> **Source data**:

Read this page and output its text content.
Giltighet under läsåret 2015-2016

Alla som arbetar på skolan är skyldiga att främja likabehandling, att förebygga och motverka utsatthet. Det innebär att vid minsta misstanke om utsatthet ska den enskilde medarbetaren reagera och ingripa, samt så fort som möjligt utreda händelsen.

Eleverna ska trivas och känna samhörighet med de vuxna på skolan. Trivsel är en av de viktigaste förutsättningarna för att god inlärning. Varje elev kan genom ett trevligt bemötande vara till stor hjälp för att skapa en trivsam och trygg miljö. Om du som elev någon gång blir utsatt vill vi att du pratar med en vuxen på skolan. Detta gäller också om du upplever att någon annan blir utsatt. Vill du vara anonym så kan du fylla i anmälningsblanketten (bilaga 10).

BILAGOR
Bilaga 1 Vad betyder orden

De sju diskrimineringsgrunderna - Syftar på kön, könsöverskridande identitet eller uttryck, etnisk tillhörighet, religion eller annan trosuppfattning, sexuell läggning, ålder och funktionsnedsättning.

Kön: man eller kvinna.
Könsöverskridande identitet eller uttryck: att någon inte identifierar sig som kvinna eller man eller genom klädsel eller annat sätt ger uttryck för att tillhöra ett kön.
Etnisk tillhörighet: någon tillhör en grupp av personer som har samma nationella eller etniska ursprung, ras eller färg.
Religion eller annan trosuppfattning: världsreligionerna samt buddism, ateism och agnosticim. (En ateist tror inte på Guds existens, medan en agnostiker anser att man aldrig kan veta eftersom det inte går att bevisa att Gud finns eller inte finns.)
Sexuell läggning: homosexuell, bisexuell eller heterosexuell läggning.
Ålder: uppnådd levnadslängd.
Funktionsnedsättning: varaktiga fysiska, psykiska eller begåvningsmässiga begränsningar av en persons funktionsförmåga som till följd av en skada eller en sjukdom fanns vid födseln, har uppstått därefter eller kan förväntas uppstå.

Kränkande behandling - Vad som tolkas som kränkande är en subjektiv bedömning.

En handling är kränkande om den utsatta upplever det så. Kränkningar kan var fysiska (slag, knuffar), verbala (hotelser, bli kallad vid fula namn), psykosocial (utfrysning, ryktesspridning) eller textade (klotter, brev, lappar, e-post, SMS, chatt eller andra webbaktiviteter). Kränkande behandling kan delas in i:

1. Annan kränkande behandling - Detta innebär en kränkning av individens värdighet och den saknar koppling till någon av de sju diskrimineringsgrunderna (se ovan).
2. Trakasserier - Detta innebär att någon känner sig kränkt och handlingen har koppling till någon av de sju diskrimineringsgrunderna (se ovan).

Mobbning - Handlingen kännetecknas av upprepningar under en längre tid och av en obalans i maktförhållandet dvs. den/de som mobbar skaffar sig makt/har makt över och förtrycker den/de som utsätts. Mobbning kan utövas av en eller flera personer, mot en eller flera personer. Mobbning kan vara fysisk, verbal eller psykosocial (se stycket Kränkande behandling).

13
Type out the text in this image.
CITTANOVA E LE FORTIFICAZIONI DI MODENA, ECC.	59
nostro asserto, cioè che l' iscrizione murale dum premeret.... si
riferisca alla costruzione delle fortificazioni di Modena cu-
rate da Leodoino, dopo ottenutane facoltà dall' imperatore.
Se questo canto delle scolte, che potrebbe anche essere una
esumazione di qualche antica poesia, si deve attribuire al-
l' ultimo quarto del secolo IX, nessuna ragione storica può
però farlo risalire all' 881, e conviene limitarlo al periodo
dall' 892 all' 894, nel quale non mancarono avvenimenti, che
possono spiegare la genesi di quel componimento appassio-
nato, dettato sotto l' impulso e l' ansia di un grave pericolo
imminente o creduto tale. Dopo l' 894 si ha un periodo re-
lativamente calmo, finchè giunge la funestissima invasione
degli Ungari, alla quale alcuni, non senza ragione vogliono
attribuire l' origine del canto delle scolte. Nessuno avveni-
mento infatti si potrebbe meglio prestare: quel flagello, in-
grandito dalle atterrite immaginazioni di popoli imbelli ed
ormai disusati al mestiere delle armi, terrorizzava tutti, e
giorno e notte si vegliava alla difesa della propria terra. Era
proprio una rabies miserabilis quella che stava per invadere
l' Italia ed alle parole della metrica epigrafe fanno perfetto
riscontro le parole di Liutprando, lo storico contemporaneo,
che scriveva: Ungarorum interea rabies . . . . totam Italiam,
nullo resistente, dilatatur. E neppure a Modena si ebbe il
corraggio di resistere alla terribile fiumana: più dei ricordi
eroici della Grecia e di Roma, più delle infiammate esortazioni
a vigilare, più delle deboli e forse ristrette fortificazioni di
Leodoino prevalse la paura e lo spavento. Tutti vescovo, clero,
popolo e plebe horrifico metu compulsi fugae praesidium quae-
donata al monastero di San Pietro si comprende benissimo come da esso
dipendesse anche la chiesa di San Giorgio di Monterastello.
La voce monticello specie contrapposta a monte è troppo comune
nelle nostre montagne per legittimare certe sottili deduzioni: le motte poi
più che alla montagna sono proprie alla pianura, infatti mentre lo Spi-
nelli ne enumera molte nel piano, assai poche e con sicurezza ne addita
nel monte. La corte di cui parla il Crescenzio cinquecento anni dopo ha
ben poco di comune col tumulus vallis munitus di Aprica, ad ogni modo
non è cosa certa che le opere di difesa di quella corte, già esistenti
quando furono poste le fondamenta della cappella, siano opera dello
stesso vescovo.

> **DIRECTIONS FOR THIS TASK**:
Out of the records, collect only those lines that contain the string "infatti".

> **TASK SOLUTION**:
mento infatti si potrebbe meglio prestare: quel flagello, in-
più che alla montagna sono proprie alla pianura, infatti mentre lo Spi-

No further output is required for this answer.